• [Saved entries]:
+ + +

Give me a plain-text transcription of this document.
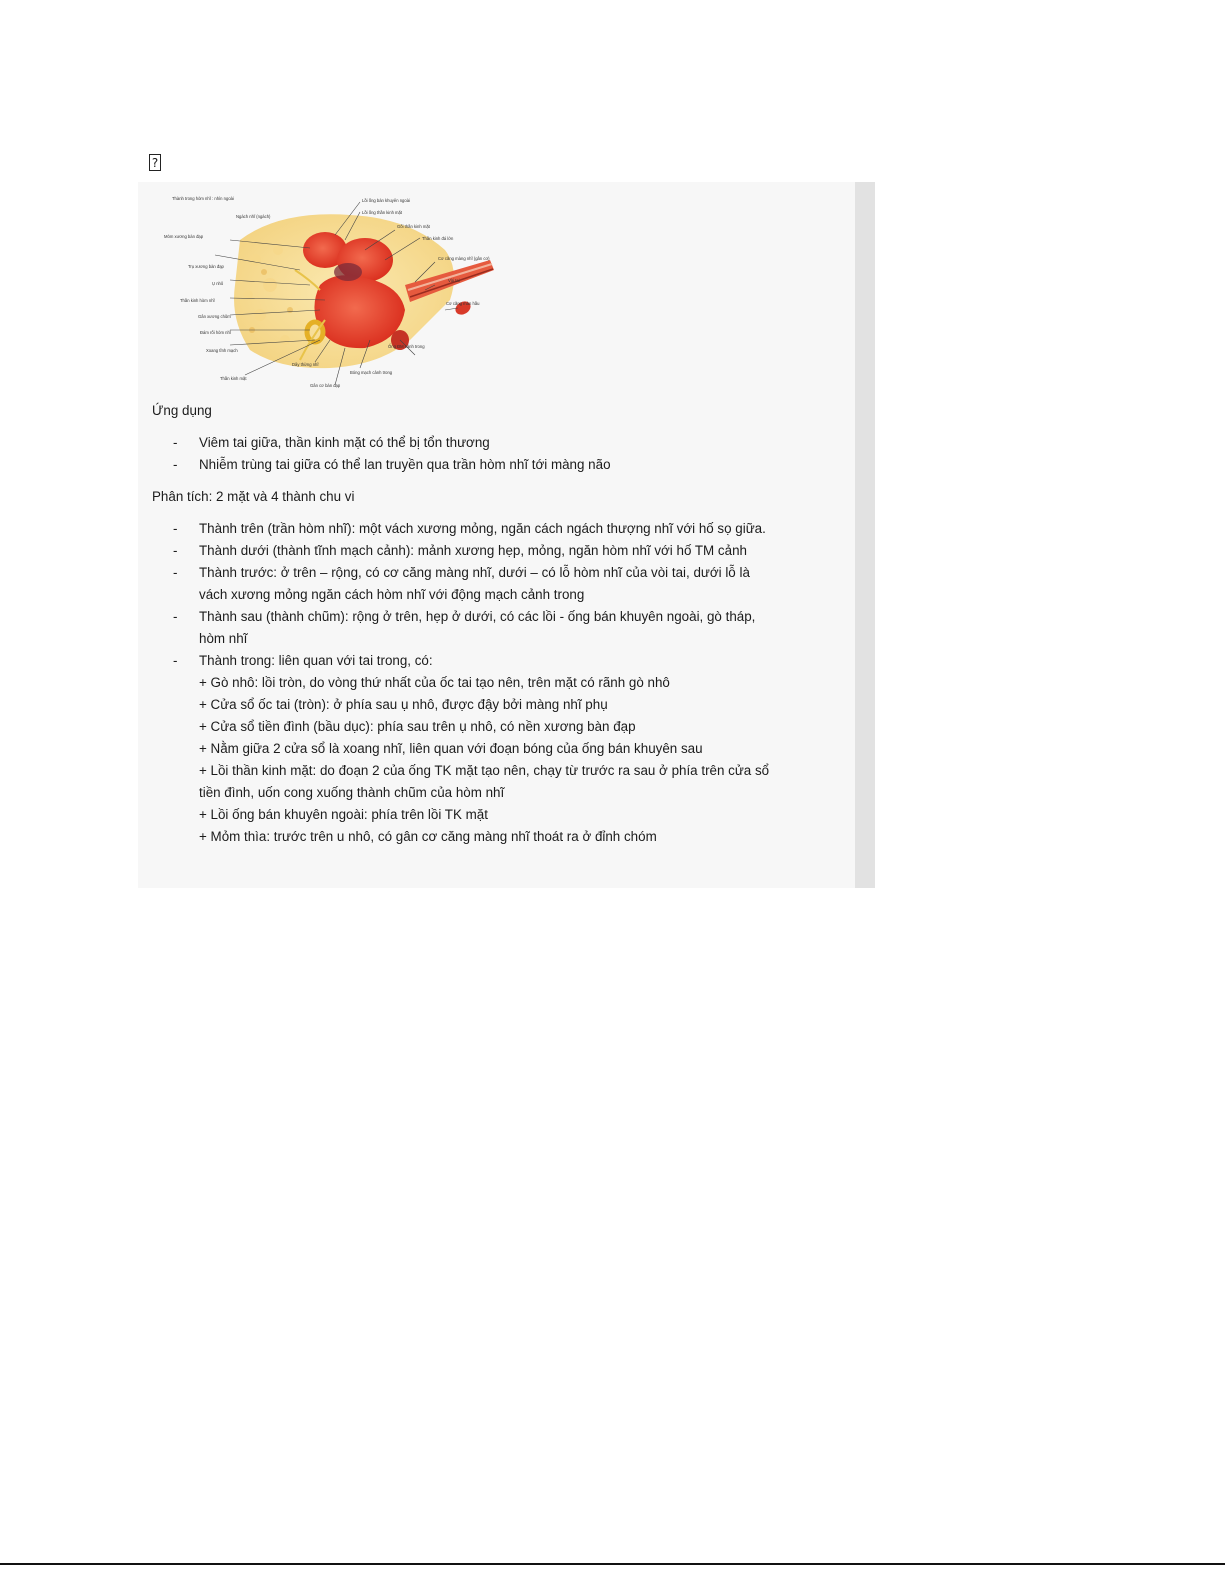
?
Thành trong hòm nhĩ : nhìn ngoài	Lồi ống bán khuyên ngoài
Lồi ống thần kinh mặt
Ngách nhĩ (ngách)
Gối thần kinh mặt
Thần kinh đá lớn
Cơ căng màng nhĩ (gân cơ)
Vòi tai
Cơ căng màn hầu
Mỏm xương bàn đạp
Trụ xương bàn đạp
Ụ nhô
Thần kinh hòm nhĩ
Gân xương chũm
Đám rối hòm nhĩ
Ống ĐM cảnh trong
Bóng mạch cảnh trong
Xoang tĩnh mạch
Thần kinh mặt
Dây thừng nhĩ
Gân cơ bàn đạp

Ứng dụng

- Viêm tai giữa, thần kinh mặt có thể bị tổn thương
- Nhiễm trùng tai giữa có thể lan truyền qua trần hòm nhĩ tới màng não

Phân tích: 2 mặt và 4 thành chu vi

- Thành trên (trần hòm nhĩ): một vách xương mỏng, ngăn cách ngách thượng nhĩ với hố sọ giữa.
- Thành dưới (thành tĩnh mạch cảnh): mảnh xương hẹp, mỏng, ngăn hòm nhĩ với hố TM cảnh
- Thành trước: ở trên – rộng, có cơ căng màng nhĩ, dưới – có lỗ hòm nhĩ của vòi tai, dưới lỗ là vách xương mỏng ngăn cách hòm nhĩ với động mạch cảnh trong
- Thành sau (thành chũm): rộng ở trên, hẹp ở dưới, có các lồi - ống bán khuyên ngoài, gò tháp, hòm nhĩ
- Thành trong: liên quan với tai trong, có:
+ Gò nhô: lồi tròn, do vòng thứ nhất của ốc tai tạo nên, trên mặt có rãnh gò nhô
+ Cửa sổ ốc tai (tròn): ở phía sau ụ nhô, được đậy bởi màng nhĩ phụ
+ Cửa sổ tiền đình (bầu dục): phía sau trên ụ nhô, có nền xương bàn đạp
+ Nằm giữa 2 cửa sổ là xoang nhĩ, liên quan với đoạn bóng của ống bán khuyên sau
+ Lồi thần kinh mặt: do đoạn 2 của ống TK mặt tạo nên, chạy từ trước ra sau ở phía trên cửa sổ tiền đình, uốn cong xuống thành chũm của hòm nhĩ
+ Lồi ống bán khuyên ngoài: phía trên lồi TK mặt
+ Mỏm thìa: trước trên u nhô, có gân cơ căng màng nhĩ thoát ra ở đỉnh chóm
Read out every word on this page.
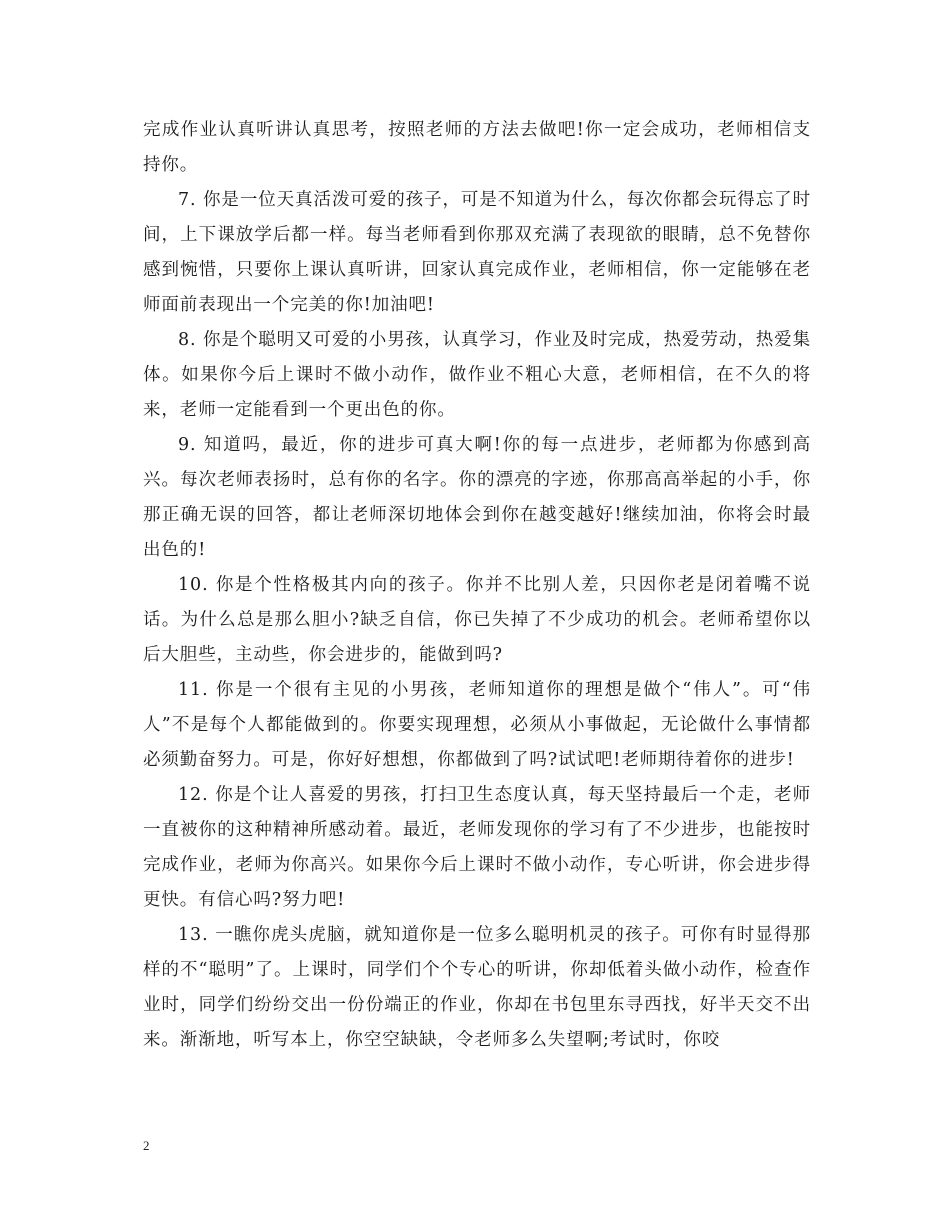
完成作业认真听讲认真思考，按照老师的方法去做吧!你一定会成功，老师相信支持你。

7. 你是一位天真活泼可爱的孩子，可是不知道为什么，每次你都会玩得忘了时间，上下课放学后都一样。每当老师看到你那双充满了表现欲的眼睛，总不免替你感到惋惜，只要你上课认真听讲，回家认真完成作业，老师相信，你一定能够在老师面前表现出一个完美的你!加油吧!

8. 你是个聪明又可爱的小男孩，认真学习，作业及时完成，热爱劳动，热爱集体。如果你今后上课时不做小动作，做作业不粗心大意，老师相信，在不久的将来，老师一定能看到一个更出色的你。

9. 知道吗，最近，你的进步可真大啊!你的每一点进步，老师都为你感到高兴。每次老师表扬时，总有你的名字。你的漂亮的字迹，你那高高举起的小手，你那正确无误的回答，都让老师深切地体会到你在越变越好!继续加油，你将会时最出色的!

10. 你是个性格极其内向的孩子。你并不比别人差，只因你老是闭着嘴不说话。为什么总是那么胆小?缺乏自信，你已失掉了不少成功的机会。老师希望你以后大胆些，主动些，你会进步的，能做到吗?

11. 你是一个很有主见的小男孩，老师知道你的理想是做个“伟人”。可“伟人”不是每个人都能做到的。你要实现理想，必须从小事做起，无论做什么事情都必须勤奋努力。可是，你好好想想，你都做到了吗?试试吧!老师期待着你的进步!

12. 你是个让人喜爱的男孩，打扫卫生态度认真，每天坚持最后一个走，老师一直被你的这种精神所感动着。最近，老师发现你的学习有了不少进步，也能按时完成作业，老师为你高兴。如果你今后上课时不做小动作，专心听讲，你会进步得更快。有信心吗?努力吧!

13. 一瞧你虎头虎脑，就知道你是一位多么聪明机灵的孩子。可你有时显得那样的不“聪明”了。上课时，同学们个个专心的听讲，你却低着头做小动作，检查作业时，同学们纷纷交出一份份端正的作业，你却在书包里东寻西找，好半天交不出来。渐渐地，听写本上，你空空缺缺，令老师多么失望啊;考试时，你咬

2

+ + +

• [What you should do]: Every entry must be transcribed exactly. Pictures do not belong in the copy.

• [Solution to the problem]:
Give me a plain-text transcription of this document.
?
Thành trong hòm nhĩ : nhìn ngoài	Lồi ống bán khuyên ngoài
Lồi ống thần kinh mặt
Ngách nhĩ (ngách)
Gối thần kinh mặt
Thần kinh đá lớn
Cơ căng màng nhĩ (gân cơ)
Vòi tai
Cơ căng màn hầu
Mỏm xương bàn đạp
Trụ xương bàn đạp
Ụ nhô
Thần kinh hòm nhĩ
Gân xương chũm
Đám rối hòm nhĩ
Ống ĐM cảnh trong
Bóng mạch cảnh trong
Xoang tĩnh mạch
Thần kinh mặt
Dây thừng nhĩ
Gân cơ bàn đạp

Ứng dụng

- Viêm tai giữa, thần kinh mặt có thể bị tổn thương
- Nhiễm trùng tai giữa có thể lan truyền qua trần hòm nhĩ tới màng não

Phân tích: 2 mặt và 4 thành chu vi

- Thành trên (trần hòm nhĩ): một vách xương mỏng, ngăn cách ngách thượng nhĩ với hố sọ giữa.
- Thành dưới (thành tĩnh mạch cảnh): mảnh xương hẹp, mỏng, ngăn hòm nhĩ với hố TM cảnh
- Thành trước: ở trên – rộng, có cơ căng màng nhĩ, dưới – có lỗ hòm nhĩ của vòi tai, dưới lỗ là vách xương mỏng ngăn cách hòm nhĩ với động mạch cảnh trong
- Thành sau (thành chũm): rộng ở trên, hẹp ở dưới, có các lồi - ống bán khuyên ngoài, gò tháp, hòm nhĩ
- Thành trong: liên quan với tai trong, có:
+ Gò nhô: lồi tròn, do vòng thứ nhất của ốc tai tạo nên, trên mặt có rãnh gò nhô
+ Cửa sổ ốc tai (tròn): ở phía sau ụ nhô, được đậy bởi màng nhĩ phụ
+ Cửa sổ tiền đình (bầu dục): phía sau trên ụ nhô, có nền xương bàn đạp
+ Nằm giữa 2 cửa sổ là xoang nhĩ, liên quan với đoạn bóng của ống bán khuyên sau
+ Lồi thần kinh mặt: do đoạn 2 của ống TK mặt tạo nên, chạy từ trước ra sau ở phía trên cửa sổ tiền đình, uốn cong xuống thành chũm của hòm nhĩ
+ Lồi ống bán khuyên ngoài: phía trên lồi TK mặt
+ Mỏm thìa: trước trên u nhô, có gân cơ căng màng nhĩ thoát ra ở đỉnh chóm
Read out every word on this page.
完成作业认真听讲认真思考，按照老师的方法去做吧!你一定会成功，老师相信支持你。

7. 你是一位天真活泼可爱的孩子，可是不知道为什么，每次你都会玩得忘了时间，上下课放学后都一样。每当老师看到你那双充满了表现欲的眼睛，总不免替你感到惋惜，只要你上课认真听讲，回家认真完成作业，老师相信，你一定能够在老师面前表现出一个完美的你!加油吧!

8. 你是个聪明又可爱的小男孩，认真学习，作业及时完成，热爱劳动，热爱集体。如果你今后上课时不做小动作，做作业不粗心大意，老师相信，在不久的将来，老师一定能看到一个更出色的你。

9. 知道吗，最近，你的进步可真大啊!你的每一点进步，老师都为你感到高兴。每次老师表扬时，总有你的名字。你的漂亮的字迹，你那高高举起的小手，你那正确无误的回答，都让老师深切地体会到你在越变越好!继续加油，你将会时最出色的!

10. 你是个性格极其内向的孩子。你并不比别人差，只因你老是闭着嘴不说话。为什么总是那么胆小?缺乏自信，你已失掉了不少成功的机会。老师希望你以后大胆些，主动些，你会进步的，能做到吗?

11. 你是一个很有主见的小男孩，老师知道你的理想是做个“伟人”。可“伟人”不是每个人都能做到的。你要实现理想，必须从小事做起，无论做什么事情都必须勤奋努力。可是，你好好想想，你都做到了吗?试试吧!老师期待着你的进步!

12. 你是个让人喜爱的男孩，打扫卫生态度认真，每天坚持最后一个走，老师一直被你的这种精神所感动着。最近，老师发现你的学习有了不少进步，也能按时完成作业，老师为你高兴。如果你今后上课时不做小动作，专心听讲，你会进步得更快。有信心吗?努力吧!

13. 一瞧你虎头虎脑，就知道你是一位多么聪明机灵的孩子。可你有时显得那样的不“聪明”了。上课时，同学们个个专心的听讲，你却低着头做小动作，检查作业时，同学们纷纷交出一份份端正的作业，你却在书包里东寻西找，好半天交不出来。渐渐地，听写本上，你空空缺缺，令老师多么失望啊;考试时，你咬

2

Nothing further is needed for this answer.